PROVIDED INFORMATION »
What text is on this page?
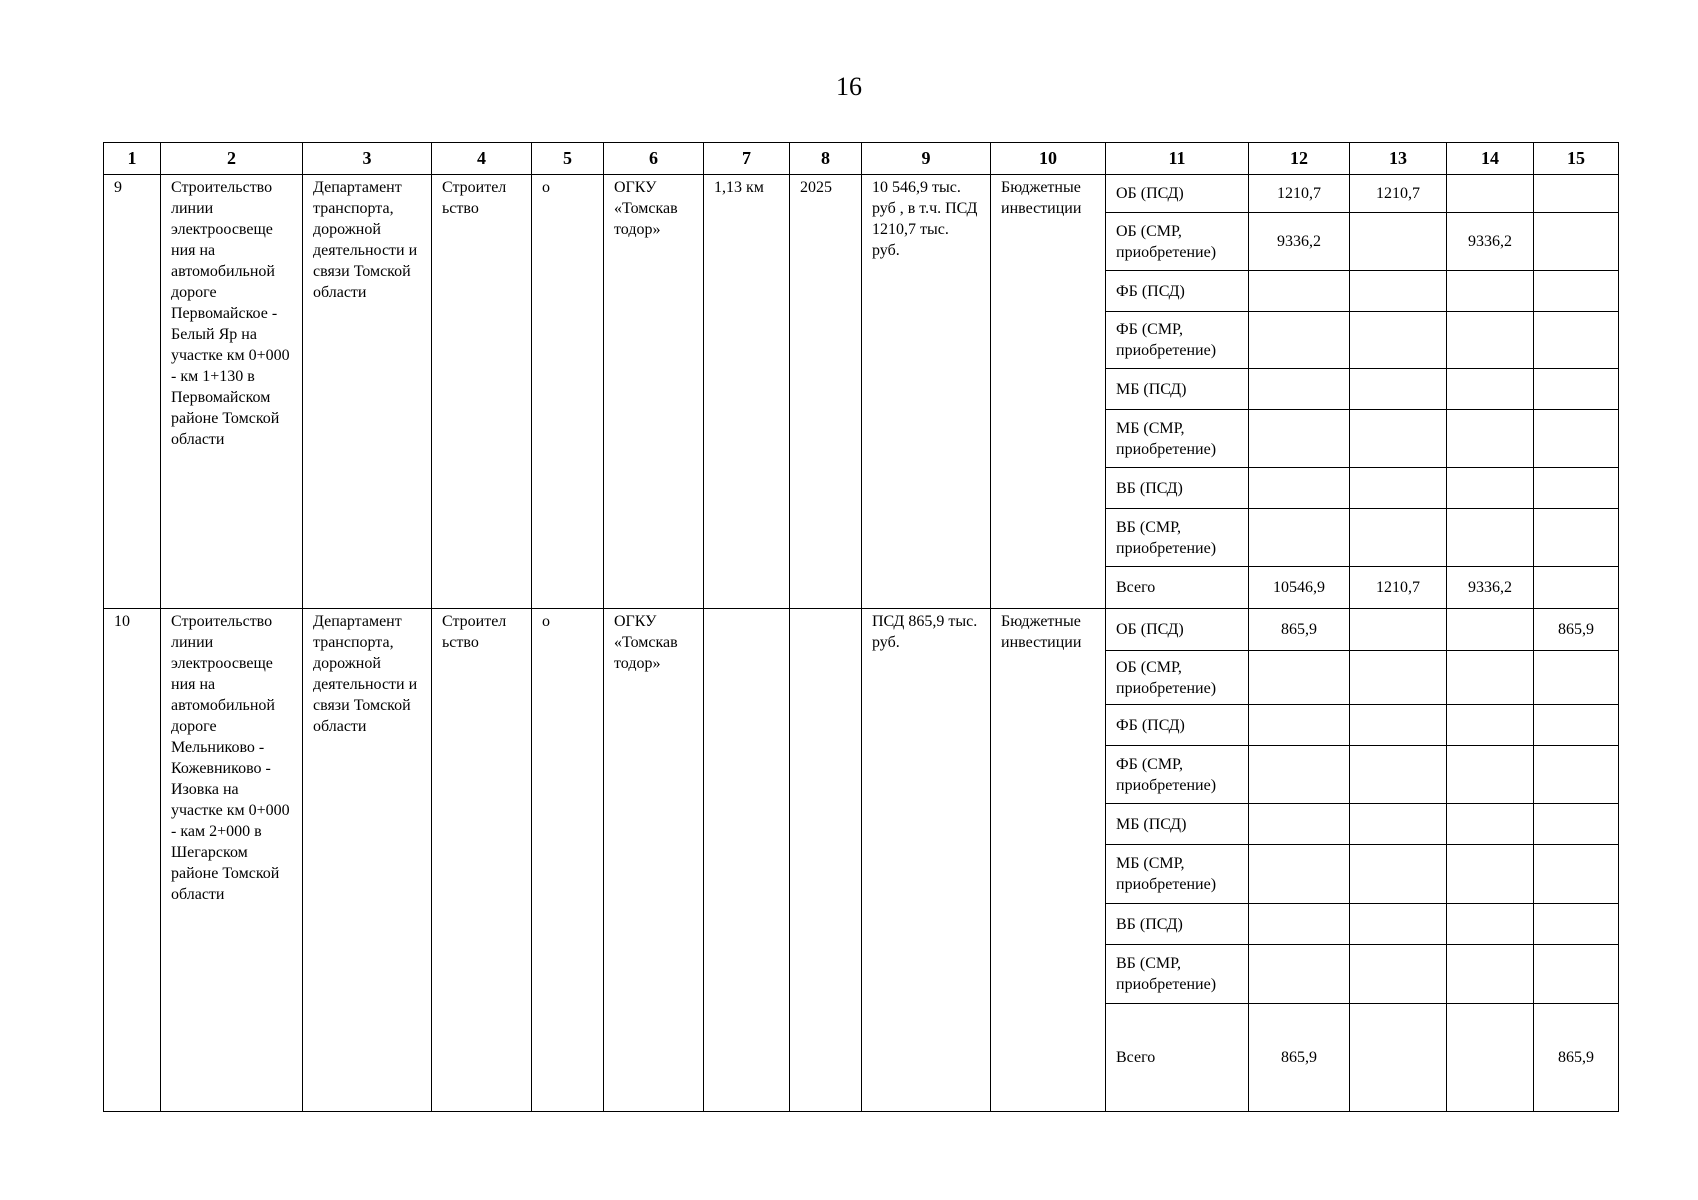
16
1	2	3	4	5	6	7	8	9	10	11	12	13	14	15
9	Строительство линии электроосвеще ния на автомобильной дороге Первомайское - Белый Яр на участке км 0+000 - км 1+130 в Первомайском районе Томской области	Департамент транспорта, дорожной деятельности и связи Томской области	Строител ьство	о	ОГКУ «Томскав тодор»	1,13 км	2025	10 546,9 тыс. руб , в т.ч. ПСД 1210,7 тыс. руб.	Бюджетные инвестиции	ОБ (ПСД)	1210,7	1210,7		
										ОБ (СМР, приобретение)	9336,2		9336,2	
										ФБ (ПСД)				
										ФБ (СМР, приобретение)				
										МБ (ПСД)				
										МБ (СМР, приобретение)				
										ВБ (ПСД)				
										ВБ (СМР, приобретение)				
										Всего	10546,9	1210,7	9336,2	
10	Строительство линии электроосвеще ния на автомобильной дороге Мельниково - Кожевниково - Изовка на участке км 0+000 - кам 2+000 в Шегарском районе Томской области	Департамент транспорта, дорожной деятельности и связи Томской области	Строител ьство	о	ОГКУ «Томскав тодор»			ПСД 865,9 тыс. руб.	Бюджетные инвестиции	ОБ (ПСД)	865,9			865,9
										ОБ (СМР, приобретение)				
										ФБ (ПСД)				
										ФБ (СМР, приобретение)				
										МБ (ПСД)				
										МБ (СМР, приобретение)				
										ВБ (ПСД)				
										ВБ (СМР, приобретение)				
										Всего	865,9			865,9
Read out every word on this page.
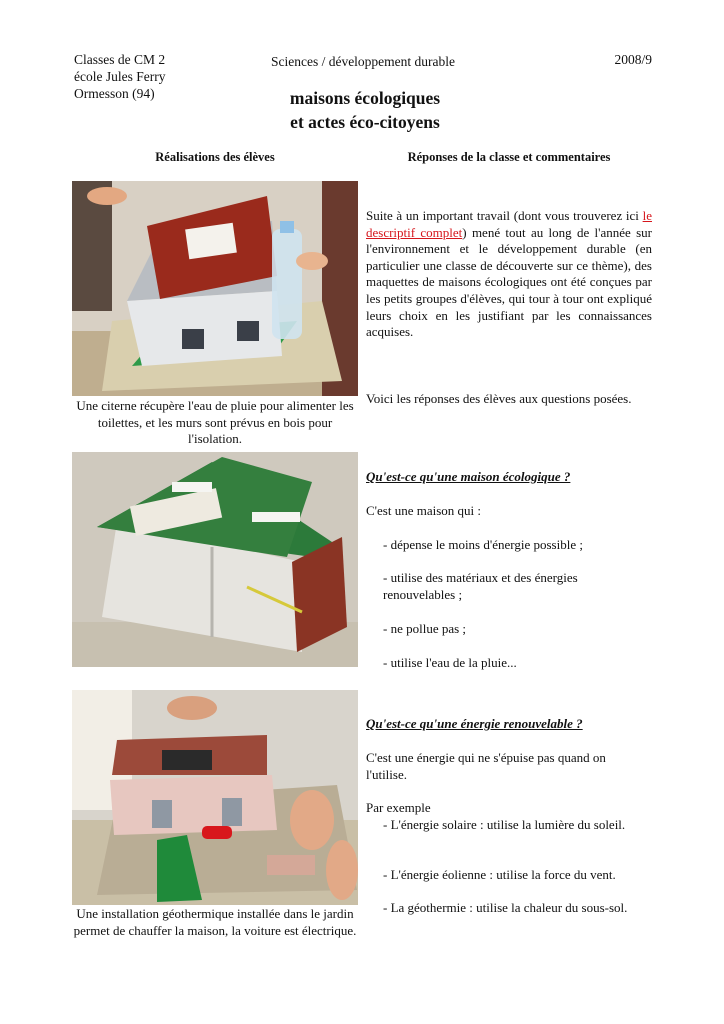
Classes de CM 2
école Jules Ferry
Ormesson (94)
Sciences / développement durable	2008/9
maisons écologiques
et actes éco-citoyens
Réalisations des élèves	Réponses de la classe et commentaires
Une citerne récupère l'eau de pluie pour alimenter les toilettes, et les murs sont prévus en bois pour l'isolation.
Une installation géothermique installée dans le jardin permet de chauffer la maison, la voiture est électrique.
Suite à un important travail (dont vous trouverez ici le descriptif complet) mené tout au long de l'année sur l'environnement et le développement durable (en particulier une classe de découverte sur ce thème), des maquettes de maisons écologiques ont été conçues par les petits groupes d'élèves, qui tour à tour ont expliqué leurs choix en les justifiant par les connaissances acquises.
Voici les réponses des élèves aux questions posées.
Qu'est-ce qu'une maison écologique ?
C'est une maison qui :
- dépense le moins d'énergie possible ;
- utilise des matériaux et des énergies renouvelables ;
- ne pollue pas ;
- utilise l'eau de la pluie...
Qu'est-ce qu'une énergie renouvelable ?
C'est une énergie qui ne s'épuise pas quand on l'utilise.
Par exemple
- L'énergie solaire : utilise la lumière du soleil.
- L'énergie éolienne : utilise la force du vent.
- La géothermie : utilise la chaleur du sous-sol.
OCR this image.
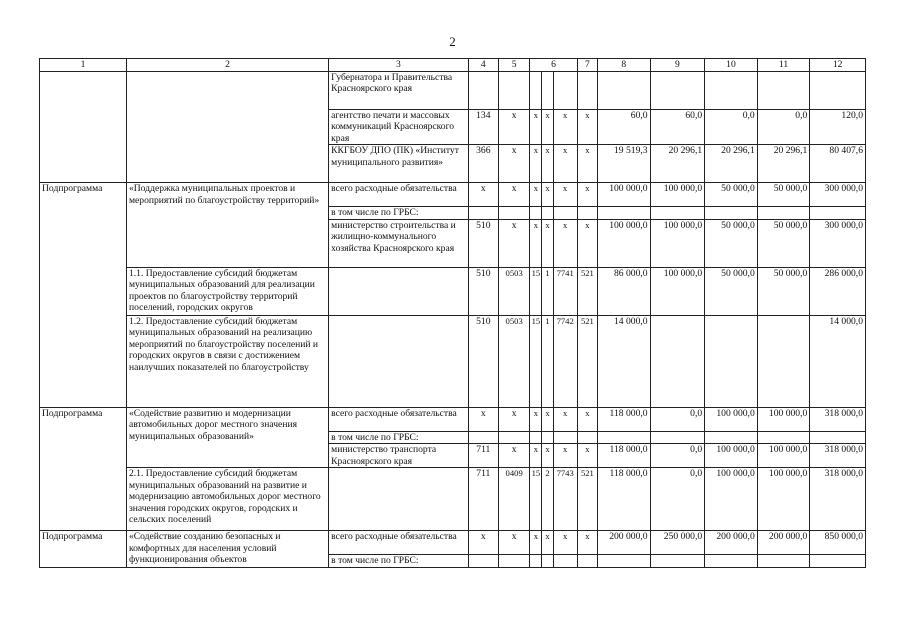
2
1	2	3	4	5	6			7	8	9	10	11	12
		Губернатора и Правительства Красноярского края											
		агентство печати и массовых коммуникаций Красноярского края	134	x	x	x	x	x	60,0	60,0	0,0	0,0	120,0
		ККГБОУ ДПО (ПК) «Институт муниципального развития»	366	x	x	x	x	x	19 519,3	20 296,1	20 296,1	20 296,1	80 407,6
Подпрограмма	«Поддержка муниципальных проектов и мероприятий по благоустройству территорий»	всего расходные обязательства	x	x	x	x	x	x	100 000,0	100 000,0	50 000,0	50 000,0	300 000,0
		в том числе по ГРБС:											
		министерство строительства и жилищно-коммунального хозяйства Красноярского края	510	x	x	x	x	x	100 000,0	100 000,0	50 000,0	50 000,0	300 000,0
	1.1. Предоставление субсидий бюджетам муниципальных образований для реализации проектов по благоустройству территорий поселений, городских округов		510	0503	15	1	7741	521	86 000,0	100 000,0	50 000,0	50 000,0	286 000,0
	1.2. Предоставление субсидий бюджетам муниципальных образований на реализацию мероприятий по благоустройству поселений и городских округов в связи с достижением наилучших показателей по благоустройству		510	0503	15	1	7742	521	14 000,0				14 000,0
Подпрограмма	«Содействие развитию и модернизации автомобильных дорог местного значения муниципальных образований»	всего расходные обязательства	x	x	x	x	x	x	118 000,0	0,0	100 000,0	100 000,0	318 000,0
		в том числе по ГРБС:											
		министерство транспорта Красноярского края	711	x	x	x	x	x	118 000,0	0,0	100 000,0	100 000,0	318 000,0
	2.1. Предоставление субсидий бюджетам муниципальных образований на развитие и модернизацию автомобильных дорог местного значения городских округов, городских и сельских поселений		711	0409	15	2	7743	521	118 000,0	0,0	100 000,0	100 000,0	318 000,0
Подпрограмма	«Содействие созданию безопасных и комфортных для населения условий функционирования объектов	всего расходные обязательства	x	x	x	x	x	x	200 000,0	250 000,0	200 000,0	200 000,0	850 000,0
		в том числе по ГРБС:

WORK TO BE COMPLETED » Take the listing above and restate it word for word, without its pictures.

CORRECT ANSWER »
What text is on this page?
16
1	2	3	4	5	6	7	8	9	10	11	12	13	14	15
9	Строительство линии электроосвеще ния на автомобильной дороге Первомайское - Белый Яр на участке км 0+000 - км 1+130 в Первомайском районе Томской области	Департамент транспорта, дорожной деятельности и связи Томской области	Строител ьство	о	ОГКУ «Томскав тодор»	1,13 км	2025	10 546,9 тыс. руб , в т.ч. ПСД 1210,7 тыс. руб.	Бюджетные инвестиции	ОБ (ПСД)	1210,7	1210,7		
										ОБ (СМР, приобретение)	9336,2		9336,2	
										ФБ (ПСД)				
										ФБ (СМР, приобретение)				
										МБ (ПСД)				
										МБ (СМР, приобретение)				
										ВБ (ПСД)				
										ВБ (СМР, приобретение)				
										Всего	10546,9	1210,7	9336,2	
10	Строительство линии электроосвеще ния на автомобильной дороге Мельниково - Кожевниково - Изовка на участке км 0+000 - кам 2+000 в Шегарском районе Томской области	Департамент транспорта, дорожной деятельности и связи Томской области	Строител ьство	о	ОГКУ «Томскав тодор»			ПСД 865,9 тыс. руб.	Бюджетные инвестиции	ОБ (ПСД)	865,9			865,9
										ОБ (СМР, приобретение)				
										ФБ (ПСД)				
										ФБ (СМР, приобретение)				
										МБ (ПСД)				
										МБ (СМР, приобретение)				
										ВБ (ПСД)				
										ВБ (СМР, приобретение)				
										Всего	865,9			865,9
Read out every word on this page.
Classes de CM 2
école Jules Ferry
Ormesson (94)
Sciences / développement durable	2008/9
maisons écologiques
et actes éco-citoyens
Réalisations des élèves	Réponses de la classe et commentaires
Une citerne récupère l'eau de pluie pour alimenter les toilettes, et les murs sont prévus en bois pour l'isolation.
Une installation géothermique installée dans le jardin permet de chauffer la maison, la voiture est électrique.
Suite à un important travail (dont vous trouverez ici le descriptif complet) mené tout au long de l'année sur l'environnement et le développement durable (en particulier une classe de découverte sur ce thème), des maquettes de maisons écologiques ont été conçues par les petits groupes d'élèves, qui tour à tour ont expliqué leurs choix en les justifiant par les connaissances acquises.
Voici les réponses des élèves aux questions posées.
Qu'est-ce qu'une maison écologique ?
C'est une maison qui :
- dépense le moins d'énergie possible ;
- utilise des matériaux et des énergies renouvelables ;
- ne pollue pas ;
- utilise l'eau de la pluie...
Qu'est-ce qu'une énergie renouvelable ?
C'est une énergie qui ne s'épuise pas quand on l'utilise.
Par exemple
- L'énergie solaire : utilise la lumière du soleil.
- L'énergie éolienne : utilise la force du vent.
- La géothermie : utilise la chaleur du sous-sol.
OCR this image.
2
1	2	3	4	5	6			7	8	9	10	11	12
		Губернатора и Правительства Красноярского края											
		агентство печати и массовых коммуникаций Красноярского края	134	x	x	x	x	x	60,0	60,0	0,0	0,0	120,0
		ККГБОУ ДПО (ПК) «Институт муниципального развития»	366	x	x	x	x	x	19 519,3	20 296,1	20 296,1	20 296,1	80 407,6
Подпрограмма	«Поддержка муниципальных проектов и мероприятий по благоустройству территорий»	всего расходные обязательства	x	x	x	x	x	x	100 000,0	100 000,0	50 000,0	50 000,0	300 000,0
		в том числе по ГРБС:											
		министерство строительства и жилищно-коммунального хозяйства Красноярского края	510	x	x	x	x	x	100 000,0	100 000,0	50 000,0	50 000,0	300 000,0
	1.1. Предоставление субсидий бюджетам муниципальных образований для реализации проектов по благоустройству территорий поселений, городских округов		510	0503	15	1	7741	521	86 000,0	100 000,0	50 000,0	50 000,0	286 000,0
	1.2. Предоставление субсидий бюджетам муниципальных образований на реализацию мероприятий по благоустройству поселений и городских округов в связи с достижением наилучших показателей по благоустройству		510	0503	15	1	7742	521	14 000,0				14 000,0
Подпрограмма	«Содействие развитию и модернизации автомобильных дорог местного значения муниципальных образований»	всего расходные обязательства	x	x	x	x	x	x	118 000,0	0,0	100 000,0	100 000,0	318 000,0
		в том числе по ГРБС:											
		министерство транспорта Красноярского края	711	x	x	x	x	x	118 000,0	0,0	100 000,0	100 000,0	318 000,0
	2.1. Предоставление субсидий бюджетам муниципальных образований на развитие и модернизацию автомобильных дорог местного значения городских округов, городских и сельских поселений		711	0409	15	2	7743	521	118 000,0	0,0	100 000,0	100 000,0	318 000,0
Подпрограмма	«Содействие созданию безопасных и комфортных для населения условий функционирования объектов	всего расходные обязательства	x	x	x	x	x	x	200 000,0	250 000,0	200 000,0	200 000,0	850 000,0
		в том числе по ГРБС:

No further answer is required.